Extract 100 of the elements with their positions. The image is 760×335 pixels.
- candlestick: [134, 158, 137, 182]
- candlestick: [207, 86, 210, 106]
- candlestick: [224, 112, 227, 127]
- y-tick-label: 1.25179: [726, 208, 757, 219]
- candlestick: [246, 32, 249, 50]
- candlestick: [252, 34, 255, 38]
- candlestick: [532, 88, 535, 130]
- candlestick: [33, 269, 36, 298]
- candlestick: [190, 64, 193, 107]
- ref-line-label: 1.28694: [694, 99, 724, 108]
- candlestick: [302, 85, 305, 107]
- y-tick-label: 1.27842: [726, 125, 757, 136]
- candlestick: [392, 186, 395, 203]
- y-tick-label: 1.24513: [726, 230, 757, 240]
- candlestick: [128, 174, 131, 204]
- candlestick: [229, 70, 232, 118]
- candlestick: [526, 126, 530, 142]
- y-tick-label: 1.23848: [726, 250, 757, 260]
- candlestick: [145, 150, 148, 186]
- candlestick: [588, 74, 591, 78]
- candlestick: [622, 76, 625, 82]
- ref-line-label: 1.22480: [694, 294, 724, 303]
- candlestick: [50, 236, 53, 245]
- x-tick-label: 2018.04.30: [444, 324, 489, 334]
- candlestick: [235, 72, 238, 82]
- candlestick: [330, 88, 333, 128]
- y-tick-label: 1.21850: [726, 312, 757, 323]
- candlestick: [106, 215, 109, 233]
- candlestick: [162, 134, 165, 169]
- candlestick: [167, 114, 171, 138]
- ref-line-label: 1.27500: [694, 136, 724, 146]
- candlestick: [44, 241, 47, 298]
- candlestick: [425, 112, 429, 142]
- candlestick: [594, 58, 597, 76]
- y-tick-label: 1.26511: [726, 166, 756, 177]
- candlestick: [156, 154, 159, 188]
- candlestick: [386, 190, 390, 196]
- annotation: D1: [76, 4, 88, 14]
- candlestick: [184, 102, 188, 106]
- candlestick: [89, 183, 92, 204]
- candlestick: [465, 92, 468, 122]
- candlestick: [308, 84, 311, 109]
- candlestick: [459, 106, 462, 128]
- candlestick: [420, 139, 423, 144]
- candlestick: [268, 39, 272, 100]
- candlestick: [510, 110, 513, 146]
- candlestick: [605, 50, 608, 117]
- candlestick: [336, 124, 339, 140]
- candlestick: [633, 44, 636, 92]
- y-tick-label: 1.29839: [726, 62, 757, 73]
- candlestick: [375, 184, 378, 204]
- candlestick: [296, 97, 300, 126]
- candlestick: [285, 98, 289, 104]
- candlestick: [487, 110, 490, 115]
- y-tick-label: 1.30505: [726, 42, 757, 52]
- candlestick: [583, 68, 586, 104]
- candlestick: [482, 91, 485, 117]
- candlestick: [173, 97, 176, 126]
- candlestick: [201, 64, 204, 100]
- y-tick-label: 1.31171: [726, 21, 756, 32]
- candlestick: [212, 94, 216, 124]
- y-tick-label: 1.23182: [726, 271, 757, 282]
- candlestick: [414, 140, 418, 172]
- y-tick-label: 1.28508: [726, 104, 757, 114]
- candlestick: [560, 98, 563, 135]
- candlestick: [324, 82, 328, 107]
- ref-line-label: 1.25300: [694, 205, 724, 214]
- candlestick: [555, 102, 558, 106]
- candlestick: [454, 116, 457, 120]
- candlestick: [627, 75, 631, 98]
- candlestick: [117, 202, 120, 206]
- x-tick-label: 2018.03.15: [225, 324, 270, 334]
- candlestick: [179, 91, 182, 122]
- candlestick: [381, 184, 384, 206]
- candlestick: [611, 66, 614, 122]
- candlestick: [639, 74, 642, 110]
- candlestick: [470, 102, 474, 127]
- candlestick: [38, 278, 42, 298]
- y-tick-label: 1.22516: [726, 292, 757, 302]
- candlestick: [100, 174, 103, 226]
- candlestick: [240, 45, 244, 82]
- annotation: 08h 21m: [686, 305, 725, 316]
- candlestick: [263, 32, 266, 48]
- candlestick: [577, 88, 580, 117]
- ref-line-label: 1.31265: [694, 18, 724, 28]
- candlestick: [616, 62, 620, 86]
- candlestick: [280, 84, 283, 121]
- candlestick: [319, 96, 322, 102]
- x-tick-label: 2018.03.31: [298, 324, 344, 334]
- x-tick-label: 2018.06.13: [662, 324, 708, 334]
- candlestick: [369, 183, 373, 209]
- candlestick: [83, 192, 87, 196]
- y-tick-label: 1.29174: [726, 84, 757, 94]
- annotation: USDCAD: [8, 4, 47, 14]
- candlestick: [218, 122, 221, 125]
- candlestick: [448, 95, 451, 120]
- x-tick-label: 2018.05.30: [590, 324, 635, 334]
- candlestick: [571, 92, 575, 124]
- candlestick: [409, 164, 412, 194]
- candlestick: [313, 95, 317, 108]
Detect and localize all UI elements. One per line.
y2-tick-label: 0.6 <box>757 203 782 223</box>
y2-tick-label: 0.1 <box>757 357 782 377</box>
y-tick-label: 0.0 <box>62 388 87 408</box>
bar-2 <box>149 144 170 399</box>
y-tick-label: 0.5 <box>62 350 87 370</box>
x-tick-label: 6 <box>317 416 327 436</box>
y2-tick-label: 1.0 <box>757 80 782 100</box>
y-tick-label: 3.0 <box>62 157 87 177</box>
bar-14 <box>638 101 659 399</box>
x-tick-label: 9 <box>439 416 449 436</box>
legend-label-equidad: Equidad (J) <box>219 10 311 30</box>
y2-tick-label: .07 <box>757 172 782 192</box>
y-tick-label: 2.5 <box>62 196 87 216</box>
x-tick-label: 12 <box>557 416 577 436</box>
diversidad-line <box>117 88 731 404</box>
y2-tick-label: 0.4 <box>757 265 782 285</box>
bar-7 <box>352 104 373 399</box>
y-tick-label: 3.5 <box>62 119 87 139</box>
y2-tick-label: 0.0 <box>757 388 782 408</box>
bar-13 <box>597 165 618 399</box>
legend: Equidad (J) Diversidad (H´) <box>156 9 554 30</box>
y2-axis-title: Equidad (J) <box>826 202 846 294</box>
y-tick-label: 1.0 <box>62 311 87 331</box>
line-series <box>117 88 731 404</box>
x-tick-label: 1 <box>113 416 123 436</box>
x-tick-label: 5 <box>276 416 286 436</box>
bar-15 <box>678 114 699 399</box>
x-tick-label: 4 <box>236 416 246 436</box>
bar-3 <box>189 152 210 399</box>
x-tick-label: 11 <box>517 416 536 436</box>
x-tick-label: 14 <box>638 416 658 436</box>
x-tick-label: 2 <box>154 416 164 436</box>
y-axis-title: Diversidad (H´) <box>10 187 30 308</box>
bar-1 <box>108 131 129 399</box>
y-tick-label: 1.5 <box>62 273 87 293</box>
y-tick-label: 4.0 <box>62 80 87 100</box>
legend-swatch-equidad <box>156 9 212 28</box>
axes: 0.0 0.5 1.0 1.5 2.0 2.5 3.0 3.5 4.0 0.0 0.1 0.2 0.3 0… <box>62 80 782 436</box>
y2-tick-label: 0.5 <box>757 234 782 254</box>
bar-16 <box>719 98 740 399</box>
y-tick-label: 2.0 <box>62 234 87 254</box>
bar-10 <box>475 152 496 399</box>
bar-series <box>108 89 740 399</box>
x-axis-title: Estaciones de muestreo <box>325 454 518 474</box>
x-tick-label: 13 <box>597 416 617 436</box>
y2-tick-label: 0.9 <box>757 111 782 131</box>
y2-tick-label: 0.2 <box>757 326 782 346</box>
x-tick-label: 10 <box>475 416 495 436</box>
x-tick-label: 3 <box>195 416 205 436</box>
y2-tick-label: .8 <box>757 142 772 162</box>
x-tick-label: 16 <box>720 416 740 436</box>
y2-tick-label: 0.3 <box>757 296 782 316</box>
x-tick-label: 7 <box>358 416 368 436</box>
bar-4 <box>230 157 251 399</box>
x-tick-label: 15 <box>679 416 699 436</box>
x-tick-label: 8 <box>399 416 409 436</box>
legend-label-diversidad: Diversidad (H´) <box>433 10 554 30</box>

Challenge = From the first line through the line with "- candlestick: [459, 106, 462, 128]", replace "ref-line-label" with "reference-line-label" and give those lines back with nothing else changed.

Output of the exercise =
Extract 100 of the elements with their positions. The image is 760×335 pixels.
- candlestick: [134, 158, 137, 182]
- candlestick: [207, 86, 210, 106]
- candlestick: [224, 112, 227, 127]
- y-tick-label: 1.25179: [726, 208, 757, 219]
- candlestick: [246, 32, 249, 50]
- candlestick: [252, 34, 255, 38]
- candlestick: [532, 88, 535, 130]
- candlestick: [33, 269, 36, 298]
- candlestick: [190, 64, 193, 107]
- reference-line-label: 1.28694: [694, 99, 724, 108]
- candlestick: [302, 85, 305, 107]
- y-tick-label: 1.27842: [726, 125, 757, 136]
- candlestick: [392, 186, 395, 203]
- y-tick-label: 1.24513: [726, 230, 757, 240]
- candlestick: [128, 174, 131, 204]
- candlestick: [229, 70, 232, 118]
- candlestick: [526, 126, 530, 142]
- y-tick-label: 1.23848: [726, 250, 757, 260]
- candlestick: [145, 150, 148, 186]
- candlestick: [588, 74, 591, 78]
- candlestick: [622, 76, 625, 82]
- reference-line-label: 1.22480: [694, 294, 724, 303]
- candlestick: [50, 236, 53, 245]
- x-tick-label: 2018.04.30: [444, 324, 489, 334]
- candlestick: [235, 72, 238, 82]
- candlestick: [330, 88, 333, 128]
- y-tick-label: 1.21850: [726, 312, 757, 323]
- candlestick: [106, 215, 109, 233]
- candlestick: [162, 134, 165, 169]
- candlestick: [167, 114, 171, 138]
- reference-line-label: 1.27500: [694, 136, 724, 146]
- candlestick: [44, 241, 47, 298]
- candlestick: [425, 112, 429, 142]
- candlestick: [594, 58, 597, 76]
- y-tick-label: 1.26511: [726, 166, 756, 177]
- candlestick: [156, 154, 159, 188]
- candlestick: [386, 190, 390, 196]
- annotation: D1: [76, 4, 88, 14]
- candlestick: [184, 102, 188, 106]
- candlestick: [89, 183, 92, 204]
- candlestick: [465, 92, 468, 122]
- candlestick: [308, 84, 311, 109]
- candlestick: [459, 106, 462, 128]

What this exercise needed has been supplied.